• [Problem to solve] The records that follow should be retyped word for word.

• [Entries]

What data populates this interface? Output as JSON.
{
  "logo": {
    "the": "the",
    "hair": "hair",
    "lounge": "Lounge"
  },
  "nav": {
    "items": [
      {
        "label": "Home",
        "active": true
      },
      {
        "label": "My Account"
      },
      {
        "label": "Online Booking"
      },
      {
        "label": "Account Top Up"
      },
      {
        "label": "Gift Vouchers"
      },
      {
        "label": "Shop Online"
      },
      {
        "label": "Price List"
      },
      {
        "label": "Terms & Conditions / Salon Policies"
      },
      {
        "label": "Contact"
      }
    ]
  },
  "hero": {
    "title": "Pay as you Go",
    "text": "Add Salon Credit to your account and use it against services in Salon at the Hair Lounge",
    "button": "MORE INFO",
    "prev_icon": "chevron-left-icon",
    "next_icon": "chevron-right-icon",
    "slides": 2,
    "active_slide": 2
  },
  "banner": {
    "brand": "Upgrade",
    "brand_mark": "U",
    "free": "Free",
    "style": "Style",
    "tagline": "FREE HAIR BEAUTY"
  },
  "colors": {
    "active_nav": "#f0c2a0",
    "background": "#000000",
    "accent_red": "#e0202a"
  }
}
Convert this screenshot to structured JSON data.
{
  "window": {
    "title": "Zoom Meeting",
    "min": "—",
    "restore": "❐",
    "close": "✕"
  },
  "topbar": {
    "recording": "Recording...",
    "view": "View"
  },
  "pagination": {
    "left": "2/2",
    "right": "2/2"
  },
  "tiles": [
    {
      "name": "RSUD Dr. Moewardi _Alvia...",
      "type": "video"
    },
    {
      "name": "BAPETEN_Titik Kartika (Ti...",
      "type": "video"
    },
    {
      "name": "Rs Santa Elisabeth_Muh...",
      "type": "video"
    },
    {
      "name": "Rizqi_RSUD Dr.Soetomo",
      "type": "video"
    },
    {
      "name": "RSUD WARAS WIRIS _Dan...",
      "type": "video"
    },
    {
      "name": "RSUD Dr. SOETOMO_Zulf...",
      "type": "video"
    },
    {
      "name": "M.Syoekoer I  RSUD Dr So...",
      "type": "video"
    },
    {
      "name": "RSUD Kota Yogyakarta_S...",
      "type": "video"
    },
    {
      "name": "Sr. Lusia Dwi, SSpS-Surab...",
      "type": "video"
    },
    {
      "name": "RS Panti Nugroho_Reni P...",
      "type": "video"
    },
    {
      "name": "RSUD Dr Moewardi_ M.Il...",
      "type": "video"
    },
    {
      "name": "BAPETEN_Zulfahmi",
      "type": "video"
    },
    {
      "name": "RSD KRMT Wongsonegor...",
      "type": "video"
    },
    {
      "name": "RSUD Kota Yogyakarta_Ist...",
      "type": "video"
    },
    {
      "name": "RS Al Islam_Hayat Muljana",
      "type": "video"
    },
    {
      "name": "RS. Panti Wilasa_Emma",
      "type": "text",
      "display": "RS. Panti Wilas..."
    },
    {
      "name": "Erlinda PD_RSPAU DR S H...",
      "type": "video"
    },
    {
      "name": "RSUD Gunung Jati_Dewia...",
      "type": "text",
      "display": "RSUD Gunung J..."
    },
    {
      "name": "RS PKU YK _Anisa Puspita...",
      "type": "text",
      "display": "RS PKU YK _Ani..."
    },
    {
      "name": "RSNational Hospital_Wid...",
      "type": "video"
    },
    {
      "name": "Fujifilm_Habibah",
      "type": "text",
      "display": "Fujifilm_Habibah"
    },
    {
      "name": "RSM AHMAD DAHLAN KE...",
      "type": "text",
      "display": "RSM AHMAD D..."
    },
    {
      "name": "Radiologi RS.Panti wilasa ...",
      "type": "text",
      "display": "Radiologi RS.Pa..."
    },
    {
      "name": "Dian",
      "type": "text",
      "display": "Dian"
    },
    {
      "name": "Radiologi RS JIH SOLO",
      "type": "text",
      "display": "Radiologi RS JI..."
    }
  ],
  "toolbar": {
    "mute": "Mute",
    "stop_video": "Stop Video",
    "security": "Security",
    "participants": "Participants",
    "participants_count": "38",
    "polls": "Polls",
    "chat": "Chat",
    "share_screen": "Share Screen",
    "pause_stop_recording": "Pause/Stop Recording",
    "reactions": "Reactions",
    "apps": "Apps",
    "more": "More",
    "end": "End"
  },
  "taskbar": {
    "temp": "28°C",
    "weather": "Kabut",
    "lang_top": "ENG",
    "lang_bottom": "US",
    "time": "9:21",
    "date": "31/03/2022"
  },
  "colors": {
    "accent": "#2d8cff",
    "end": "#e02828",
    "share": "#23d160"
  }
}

• [Answer to the task]
What data populates this interface? Output as JSON.
{
  "logo": {
    "the": "the",
    "hair": "hair",
    "lounge": "Lounge"
  },
  "nav": {
    "items": [
      {
        "label": "Home",
        "active": true
      },
      {
        "label": "My Account"
      },
      {
        "label": "Online Booking"
      },
      {
        "label": "Account Top Up"
      },
      {
        "label": "Gift Vouchers"
      },
      {
        "label": "Shop Online"
      },
      {
        "label": "Price List"
      },
      {
        "label": "Terms & Conditions / Salon Policies"
      },
      {
        "label": "Contact"
      }
    ]
  },
  "hero": {
    "title": "Pay as you Go",
    "text": "Add Salon Credit to your account and use it against services in Salon at the Hair Lounge",
    "button": "MORE INFO",
    "prev_icon": "chevron-left-icon",
    "next_icon": "chevron-right-icon",
    "slides": 2,
    "active_slide": 2
  },
  "banner": {
    "brand": "Upgrade",
    "brand_mark": "U",
    "free": "Free",
    "style": "Style",
    "tagline": "FREE HAIR BEAUTY"
  },
  "colors": {
    "active_nav": "#f0c2a0",
    "background": "#000000",
    "accent_red": "#e0202a"
  }
}
Convert this screenshot to structured JSON data.
{
  "window": {
    "title": "Zoom Meeting",
    "min": "—",
    "restore": "❐",
    "close": "✕"
  },
  "topbar": {
    "recording": "Recording...",
    "view": "View"
  },
  "pagination": {
    "left": "2/2",
    "right": "2/2"
  },
  "tiles": [
    {
      "name": "RSUD Dr. Moewardi _Alvia...",
      "type": "video"
    },
    {
      "name": "BAPETEN_Titik Kartika (Ti...",
      "type": "video"
    },
    {
      "name": "Rs Santa Elisabeth_Muh...",
      "type": "video"
    },
    {
      "name": "Rizqi_RSUD Dr.Soetomo",
      "type": "video"
    },
    {
      "name": "RSUD WARAS WIRIS _Dan...",
      "type": "video"
    },
    {
      "name": "RSUD Dr. SOETOMO_Zulf...",
      "type": "video"
    },
    {
      "name": "M.Syoekoer I  RSUD Dr So...",
      "type": "video"
    },
    {
      "name": "RSUD Kota Yogyakarta_S...",
      "type": "video"
    },
    {
      "name": "Sr. Lusia Dwi, SSpS-Surab...",
      "type": "video"
    },
    {
      "name": "RS Panti Nugroho_Reni P...",
      "type": "video"
    },
    {
      "name": "RSUD Dr Moewardi_ M.Il...",
      "type": "video"
    },
    {
      "name": "BAPETEN_Zulfahmi",
      "type": "video"
    },
    {
      "name": "RSD KRMT Wongsonegor...",
      "type": "video"
    },
    {
      "name": "RSUD Kota Yogyakarta_Ist...",
      "type": "video"
    },
    {
      "name": "RS Al Islam_Hayat Muljana",
      "type": "video"
    },
    {
      "name": "RS. Panti Wilasa_Emma",
      "type": "text",
      "display": "RS. Panti Wilas..."
    },
    {
      "name": "Erlinda PD_RSPAU DR S H...",
      "type": "video"
    },
    {
      "name": "RSUD Gunung Jati_Dewia...",
      "type": "text",
      "display": "RSUD Gunung J..."
    },
    {
      "name": "RS PKU YK _Anisa Puspita...",
      "type": "text",
      "display": "RS PKU YK _Ani..."
    },
    {
      "name": "RSNational Hospital_Wid...",
      "type": "video"
    },
    {
      "name": "Fujifilm_Habibah",
      "type": "text",
      "display": "Fujifilm_Habibah"
    },
    {
      "name": "RSM AHMAD DAHLAN KE...",
      "type": "text",
      "display": "RSM AHMAD D..."
    },
    {
      "name": "Radiologi RS.Panti wilasa ...",
      "type": "text",
      "display": "Radiologi RS.Pa..."
    },
    {
      "name": "Dian",
      "type": "text",
      "display": "Dian"
    },
    {
      "name": "Radiologi RS JIH SOLO",
      "type": "text",
      "display": "Radiologi RS JI..."
    }
  ],
  "toolbar": {
    "mute": "Mute",
    "stop_video": "Stop Video",
    "security": "Security",
    "participants": "Participants",
    "participants_count": "38",
    "polls": "Polls",
    "chat": "Chat",
    "share_screen": "Share Screen",
    "pause_stop_recording": "Pause/Stop Recording",
    "reactions": "Reactions",
    "apps": "Apps",
    "more": "More",
    "end": "End"
  },
  "taskbar": {
    "temp": "28°C",
    "weather": "Kabut",
    "lang_top": "ENG",
    "lang_bottom": "US",
    "time": "9:21",
    "date": "31/03/2022"
  },
  "colors": {
    "accent": "#2d8cff",
    "end": "#e02828",
    "share": "#23d160"
  }
}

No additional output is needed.